=== Text for analysis ===

Wicked City
- The cover to the original Japanese version of the first book in the series, Wicked City: Black Guard.
- Author: Hideyuki Kikuchi
- Country: Japan
- Language: Japanese
- Genre: Science fantasy Erotic horror Thriller
- Publisher: Tokuma Shoten
- Published: 1985–2016
- Media type: Print (paperback)

= Wicked City (novel series) =

Novel series by Hideyuki Kikuchi

Wicked City (妖獣都市, Yōjū Toshi) is a series of novels written by Hideyuki Kikuchi and published by Tokuma Shoten. Between 2009 and 2010, the first three books in the series were published by Tor/Seven Seas in English. The first book served as the basis for an anime film and live-action film of the same name.

===

- **Instructions for the task**: In the Wicked City text, list every label in the bulleted details that ends with a colon. None of the records are needed for the task.

=== Material supplied ===

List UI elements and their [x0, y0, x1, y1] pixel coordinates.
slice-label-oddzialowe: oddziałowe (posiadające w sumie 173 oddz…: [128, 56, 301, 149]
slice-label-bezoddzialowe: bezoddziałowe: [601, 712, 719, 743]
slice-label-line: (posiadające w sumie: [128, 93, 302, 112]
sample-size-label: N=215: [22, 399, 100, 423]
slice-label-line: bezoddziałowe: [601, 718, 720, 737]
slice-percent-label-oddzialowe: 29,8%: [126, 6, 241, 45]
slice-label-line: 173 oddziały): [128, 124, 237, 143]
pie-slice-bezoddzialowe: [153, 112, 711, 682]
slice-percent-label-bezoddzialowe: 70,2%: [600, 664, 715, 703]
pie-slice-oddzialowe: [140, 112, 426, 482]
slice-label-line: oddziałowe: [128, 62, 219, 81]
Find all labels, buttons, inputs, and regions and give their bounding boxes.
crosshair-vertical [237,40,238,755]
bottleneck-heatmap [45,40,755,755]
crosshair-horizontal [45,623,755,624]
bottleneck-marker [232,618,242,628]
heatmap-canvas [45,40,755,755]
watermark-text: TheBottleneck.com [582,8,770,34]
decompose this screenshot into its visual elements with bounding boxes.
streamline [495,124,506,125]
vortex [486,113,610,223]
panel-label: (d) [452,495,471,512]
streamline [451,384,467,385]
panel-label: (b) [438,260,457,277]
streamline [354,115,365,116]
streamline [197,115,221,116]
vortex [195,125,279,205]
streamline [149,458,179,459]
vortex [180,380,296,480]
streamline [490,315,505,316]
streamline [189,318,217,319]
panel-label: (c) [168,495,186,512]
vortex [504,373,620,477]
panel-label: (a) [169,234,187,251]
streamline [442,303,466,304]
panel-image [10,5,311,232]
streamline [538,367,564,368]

===

- **Finished task**: Author, Country, Language, Genre, Publisher, Published, Media type